WORK TO DO: All entries are to be quoted exactly; the images stay out of the copy.

-------- AVAILABLE DATA

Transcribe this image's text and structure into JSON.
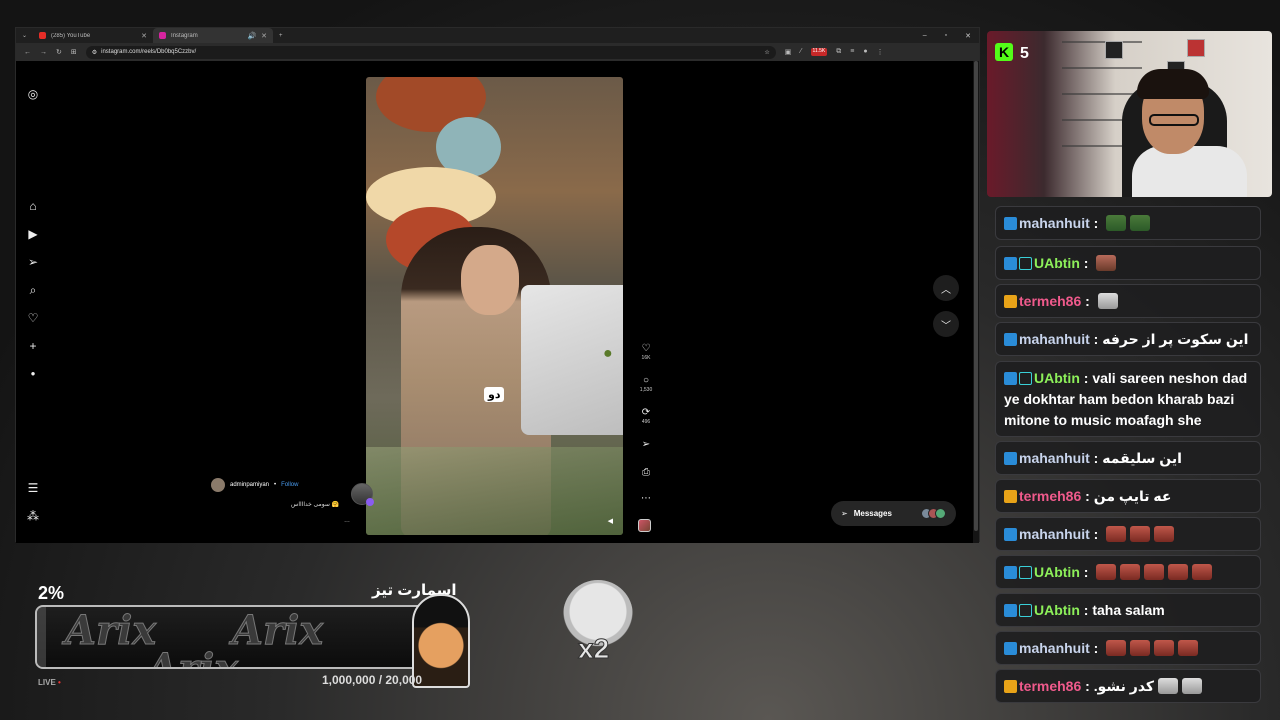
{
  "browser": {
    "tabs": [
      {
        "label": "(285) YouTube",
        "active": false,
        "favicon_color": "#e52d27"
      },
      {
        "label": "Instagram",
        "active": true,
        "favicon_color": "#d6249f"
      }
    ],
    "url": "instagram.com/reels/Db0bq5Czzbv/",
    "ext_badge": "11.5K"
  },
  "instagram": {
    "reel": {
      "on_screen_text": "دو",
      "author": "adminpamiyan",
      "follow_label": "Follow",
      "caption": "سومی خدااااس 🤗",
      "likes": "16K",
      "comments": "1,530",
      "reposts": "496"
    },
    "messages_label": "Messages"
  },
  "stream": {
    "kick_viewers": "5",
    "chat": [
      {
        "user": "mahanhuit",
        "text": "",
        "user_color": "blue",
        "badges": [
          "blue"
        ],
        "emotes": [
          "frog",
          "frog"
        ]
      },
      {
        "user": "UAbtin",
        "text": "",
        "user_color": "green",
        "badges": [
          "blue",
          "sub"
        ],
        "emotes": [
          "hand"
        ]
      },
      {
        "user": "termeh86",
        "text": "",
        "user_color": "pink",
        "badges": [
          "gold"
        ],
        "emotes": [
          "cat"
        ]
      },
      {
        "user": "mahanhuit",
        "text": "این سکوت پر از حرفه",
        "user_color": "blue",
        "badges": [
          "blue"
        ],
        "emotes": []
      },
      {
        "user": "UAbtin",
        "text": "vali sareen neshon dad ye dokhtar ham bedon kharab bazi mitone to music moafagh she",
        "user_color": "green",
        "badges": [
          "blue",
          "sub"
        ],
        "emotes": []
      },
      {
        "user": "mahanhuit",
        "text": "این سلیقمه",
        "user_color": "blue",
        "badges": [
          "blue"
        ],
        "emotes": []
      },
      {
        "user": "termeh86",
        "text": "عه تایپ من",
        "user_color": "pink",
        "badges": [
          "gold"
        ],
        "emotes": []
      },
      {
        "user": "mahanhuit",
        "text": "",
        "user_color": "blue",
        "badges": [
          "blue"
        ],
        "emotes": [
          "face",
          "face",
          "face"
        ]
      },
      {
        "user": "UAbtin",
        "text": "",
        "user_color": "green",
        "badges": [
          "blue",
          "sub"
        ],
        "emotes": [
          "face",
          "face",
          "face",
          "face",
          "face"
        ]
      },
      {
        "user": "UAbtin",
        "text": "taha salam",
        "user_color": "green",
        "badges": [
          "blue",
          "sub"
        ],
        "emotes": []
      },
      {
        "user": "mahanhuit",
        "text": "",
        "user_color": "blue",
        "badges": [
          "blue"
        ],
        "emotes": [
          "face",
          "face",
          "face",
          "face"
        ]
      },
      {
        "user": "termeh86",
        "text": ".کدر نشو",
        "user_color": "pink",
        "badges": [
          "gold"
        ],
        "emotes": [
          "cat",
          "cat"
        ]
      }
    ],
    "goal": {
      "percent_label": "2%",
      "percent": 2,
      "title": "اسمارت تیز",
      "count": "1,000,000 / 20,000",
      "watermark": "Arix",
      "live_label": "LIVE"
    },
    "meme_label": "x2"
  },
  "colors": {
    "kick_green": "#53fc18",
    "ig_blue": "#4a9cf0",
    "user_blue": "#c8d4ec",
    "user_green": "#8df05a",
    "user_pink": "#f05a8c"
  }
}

----------------

ANSWER TO THE TASK:
Transcribe this image's text and structure into JSON.
{
  "browser": {
    "tabs": [
      {
        "label": "(285) YouTube",
        "active": false,
        "favicon_color": "#e52d27"
      },
      {
        "label": "Instagram",
        "active": true,
        "favicon_color": "#d6249f"
      }
    ],
    "url": "instagram.com/reels/Db0bq5Czzbv/",
    "ext_badge": "11.5K"
  },
  "instagram": {
    "reel": {
      "on_screen_text": "دو",
      "author": "adminpamiyan",
      "follow_label": "Follow",
      "caption": "سومی خدااااس 🤗",
      "likes": "16K",
      "comments": "1,530",
      "reposts": "496"
    },
    "messages_label": "Messages"
  },
  "stream": {
    "kick_viewers": "5",
    "chat": [
      {
        "user": "mahanhuit",
        "text": "",
        "user_color": "blue",
        "badges": [
          "blue"
        ],
        "emotes": [
          "frog",
          "frog"
        ]
      },
      {
        "user": "UAbtin",
        "text": "",
        "user_color": "green",
        "badges": [
          "blue",
          "sub"
        ],
        "emotes": [
          "hand"
        ]
      },
      {
        "user": "termeh86",
        "text": "",
        "user_color": "pink",
        "badges": [
          "gold"
        ],
        "emotes": [
          "cat"
        ]
      },
      {
        "user": "mahanhuit",
        "text": "این سکوت پر از حرفه",
        "user_color": "blue",
        "badges": [
          "blue"
        ],
        "emotes": []
      },
      {
        "user": "UAbtin",
        "text": "vali sareen neshon dad ye dokhtar ham bedon kharab bazi mitone to music moafagh she",
        "user_color": "green",
        "badges": [
          "blue",
          "sub"
        ],
        "emotes": []
      },
      {
        "user": "mahanhuit",
        "text": "این سلیقمه",
        "user_color": "blue",
        "badges": [
          "blue"
        ],
        "emotes": []
      },
      {
        "user": "termeh86",
        "text": "عه تایپ من",
        "user_color": "pink",
        "badges": [
          "gold"
        ],
        "emotes": []
      },
      {
        "user": "mahanhuit",
        "text": "",
        "user_color": "blue",
        "badges": [
          "blue"
        ],
        "emotes": [
          "face",
          "face",
          "face"
        ]
      },
      {
        "user": "UAbtin",
        "text": "",
        "user_color": "green",
        "badges": [
          "blue",
          "sub"
        ],
        "emotes": [
          "face",
          "face",
          "face",
          "face",
          "face"
        ]
      },
      {
        "user": "UAbtin",
        "text": "taha salam",
        "user_color": "green",
        "badges": [
          "blue",
          "sub"
        ],
        "emotes": []
      },
      {
        "user": "mahanhuit",
        "text": "",
        "user_color": "blue",
        "badges": [
          "blue"
        ],
        "emotes": [
          "face",
          "face",
          "face",
          "face"
        ]
      },
      {
        "user": "termeh86",
        "text": ".کدر نشو",
        "user_color": "pink",
        "badges": [
          "gold"
        ],
        "emotes": [
          "cat",
          "cat"
        ]
      }
    ],
    "goal": {
      "percent_label": "2%",
      "percent": 2,
      "title": "اسمارت تیز",
      "count": "1,000,000 / 20,000",
      "watermark": "Arix",
      "live_label": "LIVE"
    },
    "meme_label": "x2"
  },
  "colors": {
    "kick_green": "#53fc18",
    "ig_blue": "#4a9cf0",
    "user_blue": "#c8d4ec",
    "user_green": "#8df05a",
    "user_pink": "#f05a8c"
  }
}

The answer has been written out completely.